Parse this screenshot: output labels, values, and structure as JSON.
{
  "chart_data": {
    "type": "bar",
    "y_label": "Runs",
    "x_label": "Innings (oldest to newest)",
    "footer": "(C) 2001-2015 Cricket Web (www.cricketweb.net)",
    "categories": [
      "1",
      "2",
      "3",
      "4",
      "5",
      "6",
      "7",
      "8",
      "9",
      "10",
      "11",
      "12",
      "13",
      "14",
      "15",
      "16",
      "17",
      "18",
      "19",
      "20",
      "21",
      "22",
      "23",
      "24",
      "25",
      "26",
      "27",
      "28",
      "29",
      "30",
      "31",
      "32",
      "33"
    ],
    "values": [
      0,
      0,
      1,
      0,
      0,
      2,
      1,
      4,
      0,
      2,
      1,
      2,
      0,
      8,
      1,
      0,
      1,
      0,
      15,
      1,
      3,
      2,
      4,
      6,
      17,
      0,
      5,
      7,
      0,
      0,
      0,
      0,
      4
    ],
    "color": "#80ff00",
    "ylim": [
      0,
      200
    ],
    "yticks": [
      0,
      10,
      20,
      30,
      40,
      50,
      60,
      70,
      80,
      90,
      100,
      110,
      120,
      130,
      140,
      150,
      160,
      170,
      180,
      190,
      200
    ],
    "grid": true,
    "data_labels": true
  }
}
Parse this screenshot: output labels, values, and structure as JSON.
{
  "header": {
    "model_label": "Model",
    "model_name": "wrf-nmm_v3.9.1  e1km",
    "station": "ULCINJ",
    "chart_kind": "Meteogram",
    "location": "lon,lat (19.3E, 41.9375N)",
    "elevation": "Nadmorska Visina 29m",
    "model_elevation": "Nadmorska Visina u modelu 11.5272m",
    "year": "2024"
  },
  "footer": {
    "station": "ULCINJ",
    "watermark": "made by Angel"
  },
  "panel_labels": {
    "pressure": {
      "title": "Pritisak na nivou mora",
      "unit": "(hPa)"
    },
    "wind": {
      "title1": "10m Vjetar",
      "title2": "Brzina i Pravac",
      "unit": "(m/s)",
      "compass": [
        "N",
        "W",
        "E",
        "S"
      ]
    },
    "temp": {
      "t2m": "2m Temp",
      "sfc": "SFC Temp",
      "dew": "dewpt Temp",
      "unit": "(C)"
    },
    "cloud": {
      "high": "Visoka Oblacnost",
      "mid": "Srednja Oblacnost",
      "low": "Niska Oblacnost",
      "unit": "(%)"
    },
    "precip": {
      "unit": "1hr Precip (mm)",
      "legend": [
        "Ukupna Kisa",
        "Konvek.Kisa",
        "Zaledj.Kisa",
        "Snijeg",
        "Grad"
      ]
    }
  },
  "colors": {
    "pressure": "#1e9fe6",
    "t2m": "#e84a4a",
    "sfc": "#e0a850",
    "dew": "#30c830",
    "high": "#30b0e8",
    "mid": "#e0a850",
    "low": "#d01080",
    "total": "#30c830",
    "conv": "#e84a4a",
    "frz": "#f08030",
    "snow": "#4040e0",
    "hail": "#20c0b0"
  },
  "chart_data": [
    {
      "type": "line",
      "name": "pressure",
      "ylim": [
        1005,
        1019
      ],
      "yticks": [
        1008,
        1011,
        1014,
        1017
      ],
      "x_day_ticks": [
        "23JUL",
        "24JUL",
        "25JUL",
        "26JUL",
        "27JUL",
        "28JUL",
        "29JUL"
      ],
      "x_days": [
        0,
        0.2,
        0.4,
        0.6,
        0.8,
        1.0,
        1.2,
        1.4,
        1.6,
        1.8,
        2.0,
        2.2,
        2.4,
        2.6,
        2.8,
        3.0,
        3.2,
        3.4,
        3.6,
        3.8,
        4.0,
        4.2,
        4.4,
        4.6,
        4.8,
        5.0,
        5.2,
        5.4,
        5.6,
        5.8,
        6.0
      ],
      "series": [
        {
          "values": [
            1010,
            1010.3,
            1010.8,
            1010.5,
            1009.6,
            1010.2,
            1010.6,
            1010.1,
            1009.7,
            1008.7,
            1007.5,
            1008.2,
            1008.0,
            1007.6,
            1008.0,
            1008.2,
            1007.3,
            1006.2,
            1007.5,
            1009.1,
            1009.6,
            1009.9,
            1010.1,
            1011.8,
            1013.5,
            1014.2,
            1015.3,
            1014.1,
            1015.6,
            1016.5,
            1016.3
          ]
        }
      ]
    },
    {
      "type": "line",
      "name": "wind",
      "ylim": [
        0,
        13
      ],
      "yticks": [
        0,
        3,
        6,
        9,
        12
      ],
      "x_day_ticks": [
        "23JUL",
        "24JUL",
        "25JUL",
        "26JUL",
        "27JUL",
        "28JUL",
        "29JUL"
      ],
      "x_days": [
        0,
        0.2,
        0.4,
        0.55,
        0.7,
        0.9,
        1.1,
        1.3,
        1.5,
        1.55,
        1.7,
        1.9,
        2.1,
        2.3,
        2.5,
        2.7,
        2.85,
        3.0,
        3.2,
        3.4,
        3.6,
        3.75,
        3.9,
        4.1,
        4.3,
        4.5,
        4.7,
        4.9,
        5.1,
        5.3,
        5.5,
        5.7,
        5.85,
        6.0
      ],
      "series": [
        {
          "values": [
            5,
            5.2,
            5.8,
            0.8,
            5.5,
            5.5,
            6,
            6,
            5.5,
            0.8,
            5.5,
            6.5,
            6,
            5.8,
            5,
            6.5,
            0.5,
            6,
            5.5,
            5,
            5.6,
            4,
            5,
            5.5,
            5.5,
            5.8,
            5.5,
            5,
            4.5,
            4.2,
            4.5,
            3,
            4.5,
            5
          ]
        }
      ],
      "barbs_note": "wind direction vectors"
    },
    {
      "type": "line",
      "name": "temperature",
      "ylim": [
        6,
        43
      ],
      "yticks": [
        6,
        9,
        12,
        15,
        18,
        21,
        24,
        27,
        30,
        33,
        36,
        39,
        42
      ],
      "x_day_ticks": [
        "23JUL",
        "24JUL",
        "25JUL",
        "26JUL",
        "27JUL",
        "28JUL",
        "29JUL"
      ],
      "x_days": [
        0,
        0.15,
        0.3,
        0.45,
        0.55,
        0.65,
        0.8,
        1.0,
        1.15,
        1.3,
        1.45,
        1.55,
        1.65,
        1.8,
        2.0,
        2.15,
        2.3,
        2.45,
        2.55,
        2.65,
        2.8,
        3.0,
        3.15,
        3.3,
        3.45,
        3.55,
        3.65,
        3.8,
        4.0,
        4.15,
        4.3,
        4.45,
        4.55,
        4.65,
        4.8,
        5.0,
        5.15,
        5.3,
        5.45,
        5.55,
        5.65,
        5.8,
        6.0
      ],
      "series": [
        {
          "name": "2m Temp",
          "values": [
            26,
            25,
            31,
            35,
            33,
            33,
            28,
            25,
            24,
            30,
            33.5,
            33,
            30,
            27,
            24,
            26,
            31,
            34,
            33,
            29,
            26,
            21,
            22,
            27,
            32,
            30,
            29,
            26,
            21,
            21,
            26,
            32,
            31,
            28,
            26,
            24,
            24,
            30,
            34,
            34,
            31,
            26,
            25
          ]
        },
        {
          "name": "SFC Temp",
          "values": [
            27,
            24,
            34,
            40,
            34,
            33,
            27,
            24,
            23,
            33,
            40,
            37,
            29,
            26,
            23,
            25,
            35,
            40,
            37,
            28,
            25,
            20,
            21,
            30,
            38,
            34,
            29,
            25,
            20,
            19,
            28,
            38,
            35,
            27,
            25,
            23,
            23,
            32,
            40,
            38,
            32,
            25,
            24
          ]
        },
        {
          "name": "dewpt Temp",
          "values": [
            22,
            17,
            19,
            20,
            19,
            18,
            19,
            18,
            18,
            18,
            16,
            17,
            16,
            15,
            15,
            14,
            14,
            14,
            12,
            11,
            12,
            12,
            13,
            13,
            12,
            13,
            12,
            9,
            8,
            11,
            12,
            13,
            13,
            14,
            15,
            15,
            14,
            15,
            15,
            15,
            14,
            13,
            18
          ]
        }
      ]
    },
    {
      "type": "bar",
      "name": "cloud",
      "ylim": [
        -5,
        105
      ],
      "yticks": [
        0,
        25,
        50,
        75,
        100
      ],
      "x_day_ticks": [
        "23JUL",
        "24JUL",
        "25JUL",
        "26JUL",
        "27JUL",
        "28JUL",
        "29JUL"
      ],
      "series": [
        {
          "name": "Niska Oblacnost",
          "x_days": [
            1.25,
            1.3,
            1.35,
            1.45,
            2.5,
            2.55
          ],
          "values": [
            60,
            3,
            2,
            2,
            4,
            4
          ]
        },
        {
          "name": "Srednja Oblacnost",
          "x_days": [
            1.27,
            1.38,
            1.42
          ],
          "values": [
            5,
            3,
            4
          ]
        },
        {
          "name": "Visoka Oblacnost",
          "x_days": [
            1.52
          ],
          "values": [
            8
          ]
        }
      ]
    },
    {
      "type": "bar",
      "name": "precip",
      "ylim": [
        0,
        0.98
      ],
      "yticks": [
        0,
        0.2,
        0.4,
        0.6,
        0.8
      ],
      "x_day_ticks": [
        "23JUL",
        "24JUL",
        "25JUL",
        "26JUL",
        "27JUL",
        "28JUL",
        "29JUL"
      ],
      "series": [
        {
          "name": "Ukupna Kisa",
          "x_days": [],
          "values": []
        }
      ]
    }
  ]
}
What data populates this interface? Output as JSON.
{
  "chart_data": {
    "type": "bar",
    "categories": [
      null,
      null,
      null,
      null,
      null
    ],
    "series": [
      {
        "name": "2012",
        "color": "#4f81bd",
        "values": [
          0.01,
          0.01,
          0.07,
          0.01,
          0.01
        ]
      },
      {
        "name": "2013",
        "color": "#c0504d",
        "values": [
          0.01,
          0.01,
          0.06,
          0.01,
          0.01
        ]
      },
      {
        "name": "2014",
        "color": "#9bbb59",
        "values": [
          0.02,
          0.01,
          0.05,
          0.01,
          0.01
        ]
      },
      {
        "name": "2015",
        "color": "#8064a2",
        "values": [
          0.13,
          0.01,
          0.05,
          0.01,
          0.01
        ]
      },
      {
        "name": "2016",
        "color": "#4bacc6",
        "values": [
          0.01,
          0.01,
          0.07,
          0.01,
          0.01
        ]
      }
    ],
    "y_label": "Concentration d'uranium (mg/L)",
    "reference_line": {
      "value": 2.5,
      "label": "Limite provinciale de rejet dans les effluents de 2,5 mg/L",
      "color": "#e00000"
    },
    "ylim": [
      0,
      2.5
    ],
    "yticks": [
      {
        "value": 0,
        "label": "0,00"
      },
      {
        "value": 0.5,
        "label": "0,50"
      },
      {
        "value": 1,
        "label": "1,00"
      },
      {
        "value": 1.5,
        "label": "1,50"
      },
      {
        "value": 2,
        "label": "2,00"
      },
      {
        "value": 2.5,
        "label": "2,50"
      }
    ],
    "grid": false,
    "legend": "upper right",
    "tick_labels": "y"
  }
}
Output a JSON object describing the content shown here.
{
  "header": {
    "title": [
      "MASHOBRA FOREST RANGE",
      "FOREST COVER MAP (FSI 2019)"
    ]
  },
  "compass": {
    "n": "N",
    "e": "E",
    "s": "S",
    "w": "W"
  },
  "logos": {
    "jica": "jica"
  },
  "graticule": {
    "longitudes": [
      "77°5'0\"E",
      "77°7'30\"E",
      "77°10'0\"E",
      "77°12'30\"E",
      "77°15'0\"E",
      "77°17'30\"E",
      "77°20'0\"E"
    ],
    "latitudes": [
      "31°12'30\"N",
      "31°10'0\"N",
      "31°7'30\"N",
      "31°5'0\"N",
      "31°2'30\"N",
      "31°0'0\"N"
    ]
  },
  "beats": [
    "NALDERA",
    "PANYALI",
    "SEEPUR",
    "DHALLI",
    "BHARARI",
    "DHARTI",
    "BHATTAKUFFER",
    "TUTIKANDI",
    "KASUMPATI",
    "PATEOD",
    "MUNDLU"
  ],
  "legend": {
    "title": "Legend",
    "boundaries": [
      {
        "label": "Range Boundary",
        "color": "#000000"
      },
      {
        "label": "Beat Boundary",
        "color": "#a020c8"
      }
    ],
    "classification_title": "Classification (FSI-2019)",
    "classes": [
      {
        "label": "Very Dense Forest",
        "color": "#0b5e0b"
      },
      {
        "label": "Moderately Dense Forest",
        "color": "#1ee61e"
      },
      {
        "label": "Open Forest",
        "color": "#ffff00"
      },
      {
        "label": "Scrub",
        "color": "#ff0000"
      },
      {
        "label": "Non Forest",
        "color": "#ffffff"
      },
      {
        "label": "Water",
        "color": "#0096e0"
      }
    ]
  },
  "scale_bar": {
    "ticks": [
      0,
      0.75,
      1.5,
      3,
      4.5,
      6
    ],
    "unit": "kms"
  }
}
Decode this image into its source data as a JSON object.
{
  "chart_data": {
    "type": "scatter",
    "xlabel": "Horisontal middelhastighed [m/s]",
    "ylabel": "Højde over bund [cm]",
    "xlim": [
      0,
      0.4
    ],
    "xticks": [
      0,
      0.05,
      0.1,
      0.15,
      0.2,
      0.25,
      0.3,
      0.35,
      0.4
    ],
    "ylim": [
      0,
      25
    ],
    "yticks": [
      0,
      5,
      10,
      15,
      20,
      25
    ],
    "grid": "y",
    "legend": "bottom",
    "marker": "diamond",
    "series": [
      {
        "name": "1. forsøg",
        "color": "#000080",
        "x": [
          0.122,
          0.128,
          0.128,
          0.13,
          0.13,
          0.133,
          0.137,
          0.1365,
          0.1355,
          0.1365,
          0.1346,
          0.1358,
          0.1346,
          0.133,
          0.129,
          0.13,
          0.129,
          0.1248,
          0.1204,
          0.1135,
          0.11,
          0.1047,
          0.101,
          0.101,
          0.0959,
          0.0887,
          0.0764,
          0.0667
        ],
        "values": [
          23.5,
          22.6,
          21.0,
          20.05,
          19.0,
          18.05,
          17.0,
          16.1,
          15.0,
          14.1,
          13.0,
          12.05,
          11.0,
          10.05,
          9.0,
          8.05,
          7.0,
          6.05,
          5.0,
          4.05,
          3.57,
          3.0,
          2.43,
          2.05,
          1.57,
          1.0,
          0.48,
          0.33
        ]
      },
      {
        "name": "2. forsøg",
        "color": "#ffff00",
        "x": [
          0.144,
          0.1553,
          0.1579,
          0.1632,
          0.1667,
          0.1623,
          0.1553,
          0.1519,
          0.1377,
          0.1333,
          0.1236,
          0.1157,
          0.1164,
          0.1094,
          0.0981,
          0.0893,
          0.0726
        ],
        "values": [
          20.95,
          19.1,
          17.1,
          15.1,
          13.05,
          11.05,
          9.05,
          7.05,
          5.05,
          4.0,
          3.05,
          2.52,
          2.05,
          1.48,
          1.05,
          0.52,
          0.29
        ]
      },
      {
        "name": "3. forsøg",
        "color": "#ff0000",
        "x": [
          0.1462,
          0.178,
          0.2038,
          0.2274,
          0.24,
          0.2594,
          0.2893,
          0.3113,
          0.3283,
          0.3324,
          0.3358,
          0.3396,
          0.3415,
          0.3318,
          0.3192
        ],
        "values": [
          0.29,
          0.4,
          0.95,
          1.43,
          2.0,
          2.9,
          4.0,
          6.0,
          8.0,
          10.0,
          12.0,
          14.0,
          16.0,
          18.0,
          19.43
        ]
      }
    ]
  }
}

-.-.-

> _WHAT YOU HAVE TO DO_: How many of the lines above include the word "JSON"? Respond with the number alone.

> _SOLUTION FOR THIS PROBLEM_: 5